# DIRECTIONS FOR THIS TASK
Where the word "label" occurs in a line, return that line.

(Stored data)

***

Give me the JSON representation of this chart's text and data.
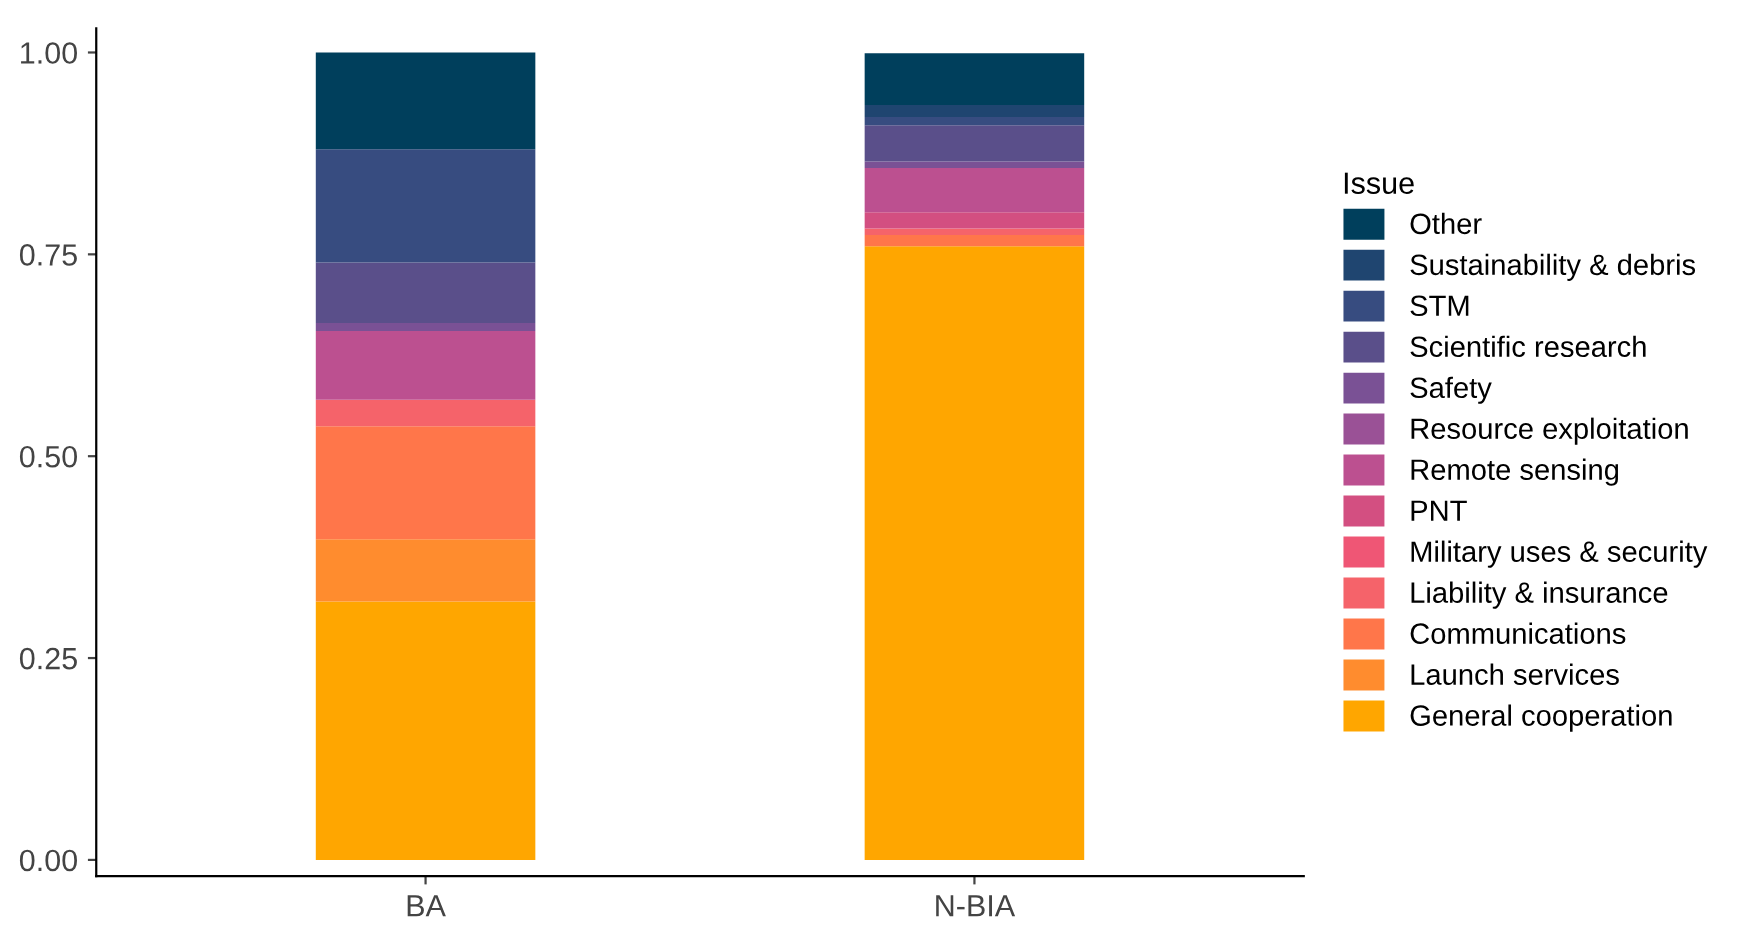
{
  "chart_data": {
    "type": "bar",
    "stacked": true,
    "categories": [
      "BA",
      "N-BIA"
    ],
    "legend_title": "Issue",
    "legend": "right",
    "grid": false,
    "ylim": [
      -0.02,
      1.03
    ],
    "yticks": [
      {
        "value": 0,
        "label": "0.00"
      },
      {
        "value": 0.25,
        "label": "0.25"
      },
      {
        "value": 0.5,
        "label": "0.50"
      },
      {
        "value": 0.75,
        "label": "0.75"
      },
      {
        "value": 1,
        "label": "1.00"
      }
    ],
    "series": [
      {
        "name": "General cooperation",
        "color": "#ffa600",
        "values": [
          0.32,
          0.76
        ]
      },
      {
        "name": "Launch services",
        "color": "#ff8c2e",
        "values": [
          0.077,
          0.0
        ]
      },
      {
        "name": "Communications",
        "color": "#ff764a",
        "values": [
          0.14,
          0.014
        ]
      },
      {
        "name": "Liability & insurance",
        "color": "#f5636a",
        "values": [
          0.033,
          0.008
        ]
      },
      {
        "name": "Military uses & security",
        "color": "#ef5675",
        "values": [
          0.0,
          0.0
        ]
      },
      {
        "name": "PNT",
        "color": "#d34f81",
        "values": [
          0.0,
          0.02
        ]
      },
      {
        "name": "Remote sensing",
        "color": "#bc5090",
        "values": [
          0.085,
          0.055
        ]
      },
      {
        "name": "Resource exploitation",
        "color": "#9a5196",
        "values": [
          0.0,
          0.0
        ]
      },
      {
        "name": "Safety",
        "color": "#7a5195",
        "values": [
          0.01,
          0.008
        ]
      },
      {
        "name": "Scientific research",
        "color": "#5a4f8a",
        "values": [
          0.075,
          0.045
        ]
      },
      {
        "name": "STM",
        "color": "#374c80",
        "values": [
          0.14,
          0.01
        ]
      },
      {
        "name": "Sustainability & debris",
        "color": "#1f4570",
        "values": [
          0.0,
          0.015
        ]
      },
      {
        "name": "Other",
        "color": "#003f5c",
        "values": [
          0.12,
          0.064
        ]
      }
    ]
  }
}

***

# THE REPLY
        "label": "0.00"
        "label": "0.25"
        "label": "0.50"
        "label": "0.75"
        "label": "1.00"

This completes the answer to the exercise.